** Begin SUPPLIED INFORMATION **

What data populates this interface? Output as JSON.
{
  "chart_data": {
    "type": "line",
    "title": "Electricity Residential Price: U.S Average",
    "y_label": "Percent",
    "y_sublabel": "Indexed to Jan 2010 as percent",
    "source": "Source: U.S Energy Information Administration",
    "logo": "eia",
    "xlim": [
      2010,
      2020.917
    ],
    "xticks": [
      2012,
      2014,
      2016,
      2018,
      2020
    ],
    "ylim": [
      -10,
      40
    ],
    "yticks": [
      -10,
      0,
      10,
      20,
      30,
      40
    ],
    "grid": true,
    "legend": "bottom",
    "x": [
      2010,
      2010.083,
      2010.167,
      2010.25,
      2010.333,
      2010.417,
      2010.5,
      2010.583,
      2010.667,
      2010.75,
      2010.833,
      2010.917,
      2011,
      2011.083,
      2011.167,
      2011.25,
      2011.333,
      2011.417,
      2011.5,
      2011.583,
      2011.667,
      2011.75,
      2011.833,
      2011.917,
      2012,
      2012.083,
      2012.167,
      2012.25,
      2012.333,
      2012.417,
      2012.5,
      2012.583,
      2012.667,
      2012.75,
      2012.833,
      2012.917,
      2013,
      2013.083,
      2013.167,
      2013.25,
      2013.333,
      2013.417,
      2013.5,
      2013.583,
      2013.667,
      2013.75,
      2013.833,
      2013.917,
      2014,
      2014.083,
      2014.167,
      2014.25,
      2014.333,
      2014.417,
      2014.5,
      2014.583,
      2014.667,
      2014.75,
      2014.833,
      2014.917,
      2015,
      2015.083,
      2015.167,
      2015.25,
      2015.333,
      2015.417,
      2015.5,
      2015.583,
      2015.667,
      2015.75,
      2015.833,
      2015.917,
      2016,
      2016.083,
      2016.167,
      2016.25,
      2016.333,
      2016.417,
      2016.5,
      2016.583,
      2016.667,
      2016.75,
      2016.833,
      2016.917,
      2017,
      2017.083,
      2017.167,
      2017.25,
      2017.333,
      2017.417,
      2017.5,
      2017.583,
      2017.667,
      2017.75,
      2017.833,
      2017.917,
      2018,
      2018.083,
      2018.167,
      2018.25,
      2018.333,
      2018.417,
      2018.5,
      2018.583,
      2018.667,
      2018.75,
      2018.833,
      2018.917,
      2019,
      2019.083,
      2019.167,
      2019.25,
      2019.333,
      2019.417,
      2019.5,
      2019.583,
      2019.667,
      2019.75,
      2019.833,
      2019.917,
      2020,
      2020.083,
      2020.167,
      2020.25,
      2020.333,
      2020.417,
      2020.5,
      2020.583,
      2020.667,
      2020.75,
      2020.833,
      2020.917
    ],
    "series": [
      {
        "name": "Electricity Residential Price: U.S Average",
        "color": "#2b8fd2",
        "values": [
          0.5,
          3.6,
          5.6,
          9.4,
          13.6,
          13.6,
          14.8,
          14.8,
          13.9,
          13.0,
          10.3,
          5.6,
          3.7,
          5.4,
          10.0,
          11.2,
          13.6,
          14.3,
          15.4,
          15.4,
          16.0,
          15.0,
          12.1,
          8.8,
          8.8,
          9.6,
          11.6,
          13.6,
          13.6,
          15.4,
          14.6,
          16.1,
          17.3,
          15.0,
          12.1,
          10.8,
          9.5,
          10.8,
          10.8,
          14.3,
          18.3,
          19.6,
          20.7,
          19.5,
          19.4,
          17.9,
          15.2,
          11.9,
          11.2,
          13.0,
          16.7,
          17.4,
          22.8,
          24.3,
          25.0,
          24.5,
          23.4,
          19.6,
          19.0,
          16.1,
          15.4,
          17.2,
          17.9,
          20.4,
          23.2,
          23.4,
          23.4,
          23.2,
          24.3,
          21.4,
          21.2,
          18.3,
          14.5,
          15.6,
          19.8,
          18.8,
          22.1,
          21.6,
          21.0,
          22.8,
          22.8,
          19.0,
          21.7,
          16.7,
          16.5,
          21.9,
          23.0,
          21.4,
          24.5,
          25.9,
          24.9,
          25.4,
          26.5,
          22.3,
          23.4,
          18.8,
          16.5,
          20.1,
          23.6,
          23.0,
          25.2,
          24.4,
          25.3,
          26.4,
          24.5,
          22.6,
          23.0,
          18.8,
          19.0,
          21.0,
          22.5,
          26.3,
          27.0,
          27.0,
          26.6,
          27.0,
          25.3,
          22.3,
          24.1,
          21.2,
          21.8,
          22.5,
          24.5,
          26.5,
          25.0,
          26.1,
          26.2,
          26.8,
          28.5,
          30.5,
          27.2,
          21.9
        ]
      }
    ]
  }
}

** End SUPPLIED INFORMATION **
** Begin SUPPLIED INFORMATION **

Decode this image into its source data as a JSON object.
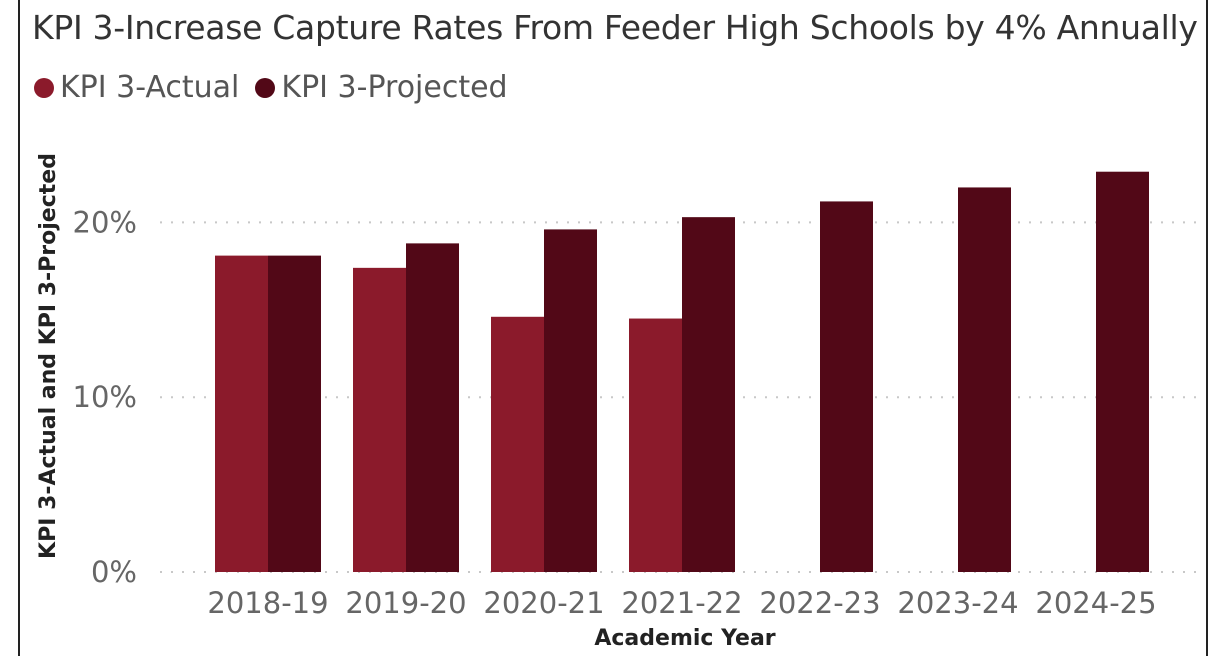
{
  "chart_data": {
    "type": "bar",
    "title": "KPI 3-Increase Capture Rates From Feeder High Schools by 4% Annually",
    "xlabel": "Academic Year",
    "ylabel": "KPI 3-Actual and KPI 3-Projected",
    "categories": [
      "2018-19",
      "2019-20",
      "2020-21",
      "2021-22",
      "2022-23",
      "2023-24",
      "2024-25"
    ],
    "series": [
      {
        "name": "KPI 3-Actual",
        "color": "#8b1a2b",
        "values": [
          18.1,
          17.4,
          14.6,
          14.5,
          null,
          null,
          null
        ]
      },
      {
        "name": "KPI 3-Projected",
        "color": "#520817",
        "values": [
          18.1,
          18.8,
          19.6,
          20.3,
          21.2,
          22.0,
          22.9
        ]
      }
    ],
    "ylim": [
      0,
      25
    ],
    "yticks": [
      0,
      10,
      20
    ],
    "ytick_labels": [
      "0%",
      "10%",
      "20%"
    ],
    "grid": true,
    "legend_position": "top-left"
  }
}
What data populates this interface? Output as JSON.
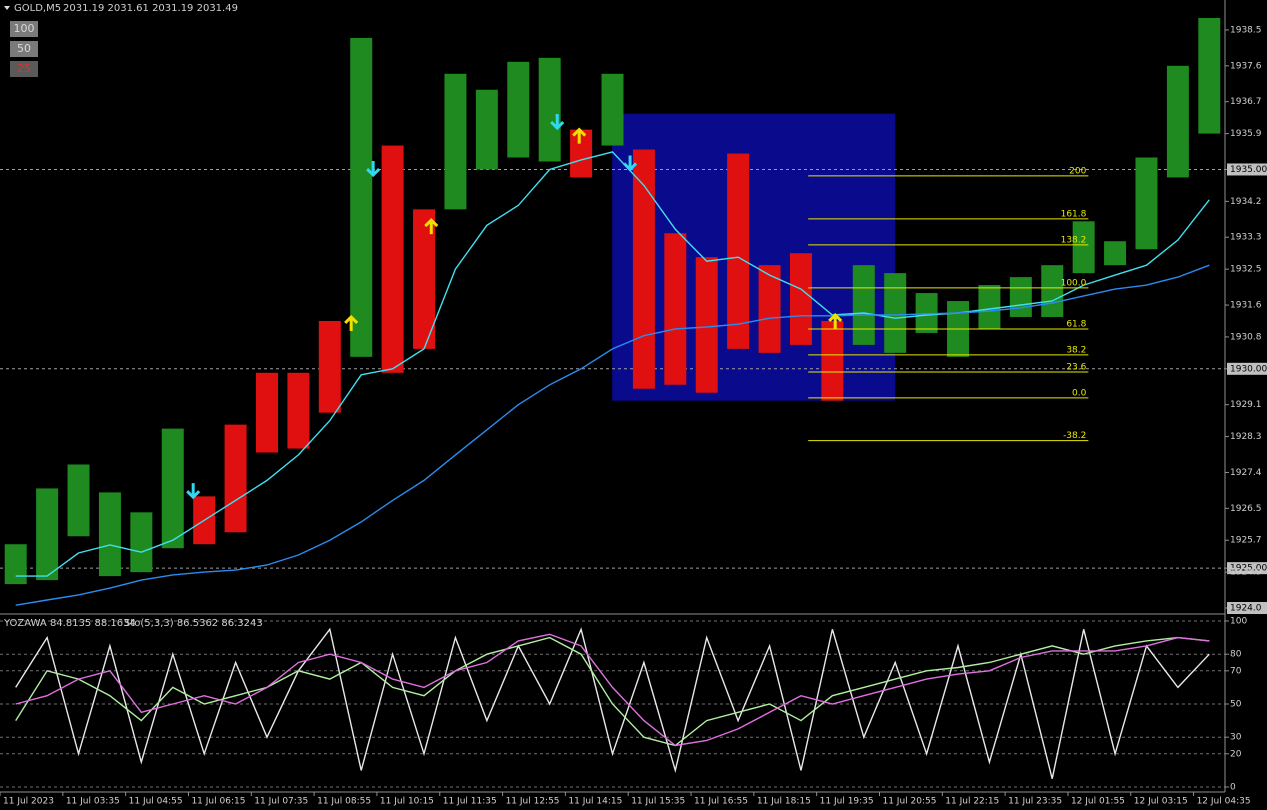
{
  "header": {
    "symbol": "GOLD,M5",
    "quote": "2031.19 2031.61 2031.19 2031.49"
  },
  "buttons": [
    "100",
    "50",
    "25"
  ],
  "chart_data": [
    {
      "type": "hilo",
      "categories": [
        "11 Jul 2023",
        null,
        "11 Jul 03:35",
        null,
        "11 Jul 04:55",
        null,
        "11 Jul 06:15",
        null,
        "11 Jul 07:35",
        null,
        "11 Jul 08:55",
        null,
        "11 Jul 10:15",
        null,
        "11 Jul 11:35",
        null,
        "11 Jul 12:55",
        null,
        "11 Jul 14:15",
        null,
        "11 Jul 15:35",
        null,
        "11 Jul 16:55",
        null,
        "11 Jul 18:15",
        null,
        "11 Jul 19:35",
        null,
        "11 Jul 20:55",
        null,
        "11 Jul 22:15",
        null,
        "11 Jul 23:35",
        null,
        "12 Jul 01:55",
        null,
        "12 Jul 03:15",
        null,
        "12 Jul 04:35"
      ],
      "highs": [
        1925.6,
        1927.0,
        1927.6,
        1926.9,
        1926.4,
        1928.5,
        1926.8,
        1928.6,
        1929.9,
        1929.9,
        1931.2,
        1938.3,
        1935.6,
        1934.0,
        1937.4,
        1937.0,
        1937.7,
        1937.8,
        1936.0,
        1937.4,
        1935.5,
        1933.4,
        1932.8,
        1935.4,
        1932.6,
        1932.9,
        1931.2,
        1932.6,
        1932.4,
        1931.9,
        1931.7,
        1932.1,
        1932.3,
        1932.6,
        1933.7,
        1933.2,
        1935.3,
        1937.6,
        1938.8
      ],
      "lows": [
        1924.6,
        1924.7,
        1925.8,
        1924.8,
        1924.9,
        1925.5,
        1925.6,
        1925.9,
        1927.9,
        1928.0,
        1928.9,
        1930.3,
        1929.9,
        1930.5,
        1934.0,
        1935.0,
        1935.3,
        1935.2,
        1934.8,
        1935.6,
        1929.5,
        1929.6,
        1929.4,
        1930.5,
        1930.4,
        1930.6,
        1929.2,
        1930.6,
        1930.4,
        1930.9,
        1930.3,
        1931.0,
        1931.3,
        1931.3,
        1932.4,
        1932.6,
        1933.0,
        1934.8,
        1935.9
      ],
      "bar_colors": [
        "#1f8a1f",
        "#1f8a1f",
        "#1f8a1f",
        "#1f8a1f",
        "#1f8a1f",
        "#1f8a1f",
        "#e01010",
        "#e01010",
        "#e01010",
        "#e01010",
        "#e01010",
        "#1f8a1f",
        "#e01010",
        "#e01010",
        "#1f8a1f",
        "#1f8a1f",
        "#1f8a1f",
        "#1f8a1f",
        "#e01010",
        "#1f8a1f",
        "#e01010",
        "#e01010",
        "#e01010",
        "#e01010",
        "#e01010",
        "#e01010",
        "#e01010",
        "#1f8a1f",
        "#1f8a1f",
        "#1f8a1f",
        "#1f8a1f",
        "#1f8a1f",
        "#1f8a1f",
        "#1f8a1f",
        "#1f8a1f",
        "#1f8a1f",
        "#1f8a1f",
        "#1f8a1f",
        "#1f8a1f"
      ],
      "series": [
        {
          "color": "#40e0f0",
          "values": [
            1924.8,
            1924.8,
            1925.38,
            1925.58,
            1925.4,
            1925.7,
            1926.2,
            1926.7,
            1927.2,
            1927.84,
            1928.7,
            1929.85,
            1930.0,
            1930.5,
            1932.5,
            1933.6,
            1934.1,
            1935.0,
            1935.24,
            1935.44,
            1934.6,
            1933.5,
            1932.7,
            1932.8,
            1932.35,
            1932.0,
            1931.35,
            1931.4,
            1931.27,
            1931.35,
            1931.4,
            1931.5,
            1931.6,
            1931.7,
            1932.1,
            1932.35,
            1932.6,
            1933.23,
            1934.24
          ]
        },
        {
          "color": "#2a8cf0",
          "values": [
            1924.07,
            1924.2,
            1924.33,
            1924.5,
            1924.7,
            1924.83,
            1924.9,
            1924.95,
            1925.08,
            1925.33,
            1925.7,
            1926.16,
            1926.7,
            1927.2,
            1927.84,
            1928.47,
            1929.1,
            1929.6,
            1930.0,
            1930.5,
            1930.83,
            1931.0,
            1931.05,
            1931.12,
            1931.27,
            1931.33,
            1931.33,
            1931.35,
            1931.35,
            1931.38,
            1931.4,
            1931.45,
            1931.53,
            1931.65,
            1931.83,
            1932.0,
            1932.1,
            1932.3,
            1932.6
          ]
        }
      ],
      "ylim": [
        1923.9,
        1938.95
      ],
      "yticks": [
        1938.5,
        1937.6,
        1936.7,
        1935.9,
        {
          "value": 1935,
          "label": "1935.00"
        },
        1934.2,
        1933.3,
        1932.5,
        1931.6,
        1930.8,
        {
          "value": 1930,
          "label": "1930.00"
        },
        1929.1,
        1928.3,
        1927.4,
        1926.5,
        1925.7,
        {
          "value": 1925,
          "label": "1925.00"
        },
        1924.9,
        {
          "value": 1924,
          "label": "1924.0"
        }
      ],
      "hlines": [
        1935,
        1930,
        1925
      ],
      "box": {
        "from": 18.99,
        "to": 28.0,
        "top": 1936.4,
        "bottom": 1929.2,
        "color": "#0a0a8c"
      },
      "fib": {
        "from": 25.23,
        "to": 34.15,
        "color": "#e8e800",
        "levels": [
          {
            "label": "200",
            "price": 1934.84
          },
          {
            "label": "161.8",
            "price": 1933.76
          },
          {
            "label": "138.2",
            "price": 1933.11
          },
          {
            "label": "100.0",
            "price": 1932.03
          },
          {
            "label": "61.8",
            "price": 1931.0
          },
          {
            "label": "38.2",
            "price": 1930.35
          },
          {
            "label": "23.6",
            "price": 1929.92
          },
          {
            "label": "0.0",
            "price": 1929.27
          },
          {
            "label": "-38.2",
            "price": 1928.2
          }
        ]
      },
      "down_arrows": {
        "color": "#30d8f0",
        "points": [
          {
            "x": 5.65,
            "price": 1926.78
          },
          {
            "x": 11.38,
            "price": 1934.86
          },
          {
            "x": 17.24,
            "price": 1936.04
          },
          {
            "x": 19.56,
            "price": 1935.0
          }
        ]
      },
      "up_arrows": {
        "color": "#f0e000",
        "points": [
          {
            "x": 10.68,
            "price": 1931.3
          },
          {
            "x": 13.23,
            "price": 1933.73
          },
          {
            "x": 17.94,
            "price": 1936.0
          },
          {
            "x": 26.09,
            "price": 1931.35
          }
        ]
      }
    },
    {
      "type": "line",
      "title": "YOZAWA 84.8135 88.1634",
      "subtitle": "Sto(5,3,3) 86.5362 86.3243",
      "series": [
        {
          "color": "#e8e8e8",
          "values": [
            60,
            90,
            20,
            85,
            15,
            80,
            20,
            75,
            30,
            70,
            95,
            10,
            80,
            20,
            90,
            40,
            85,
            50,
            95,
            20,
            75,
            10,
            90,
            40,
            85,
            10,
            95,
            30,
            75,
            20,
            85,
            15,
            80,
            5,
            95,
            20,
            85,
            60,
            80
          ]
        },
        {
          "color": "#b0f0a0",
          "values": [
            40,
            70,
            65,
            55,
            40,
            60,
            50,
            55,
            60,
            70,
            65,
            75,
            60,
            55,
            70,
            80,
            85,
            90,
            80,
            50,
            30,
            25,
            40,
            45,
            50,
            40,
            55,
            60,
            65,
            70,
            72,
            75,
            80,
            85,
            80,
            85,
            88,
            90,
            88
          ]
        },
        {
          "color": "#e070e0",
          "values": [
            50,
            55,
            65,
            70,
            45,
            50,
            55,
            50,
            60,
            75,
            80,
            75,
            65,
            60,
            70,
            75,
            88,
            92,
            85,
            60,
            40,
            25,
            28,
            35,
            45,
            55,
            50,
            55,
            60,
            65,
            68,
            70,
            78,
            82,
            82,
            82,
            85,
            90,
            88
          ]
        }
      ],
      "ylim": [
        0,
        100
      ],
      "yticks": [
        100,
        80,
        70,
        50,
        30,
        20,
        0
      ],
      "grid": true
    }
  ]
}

** End SUPPLIED INFORMATION **
** Begin SUPPLIED INFORMATION **

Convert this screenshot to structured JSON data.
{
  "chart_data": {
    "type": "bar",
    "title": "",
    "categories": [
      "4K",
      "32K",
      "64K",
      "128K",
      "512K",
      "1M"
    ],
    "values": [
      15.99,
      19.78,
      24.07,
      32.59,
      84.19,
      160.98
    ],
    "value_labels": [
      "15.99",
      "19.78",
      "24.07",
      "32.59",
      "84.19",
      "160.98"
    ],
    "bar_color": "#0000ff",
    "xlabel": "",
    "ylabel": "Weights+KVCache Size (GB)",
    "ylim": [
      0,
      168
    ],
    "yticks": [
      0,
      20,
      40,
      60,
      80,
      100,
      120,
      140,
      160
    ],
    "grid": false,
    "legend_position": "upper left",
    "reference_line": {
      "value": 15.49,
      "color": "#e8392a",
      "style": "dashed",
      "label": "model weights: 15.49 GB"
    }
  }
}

** End SUPPLIED INFORMATION **

| WHAT NEEDS TO BE DONE |
Select from the material above each line in which the string "Actual" appears, and list those lines.

| ANSWER TO THE EXERCISE |
    "ylabel": "KPI 3-Actual and KPI 3-Projected",
        "name": "KPI 3-Actual",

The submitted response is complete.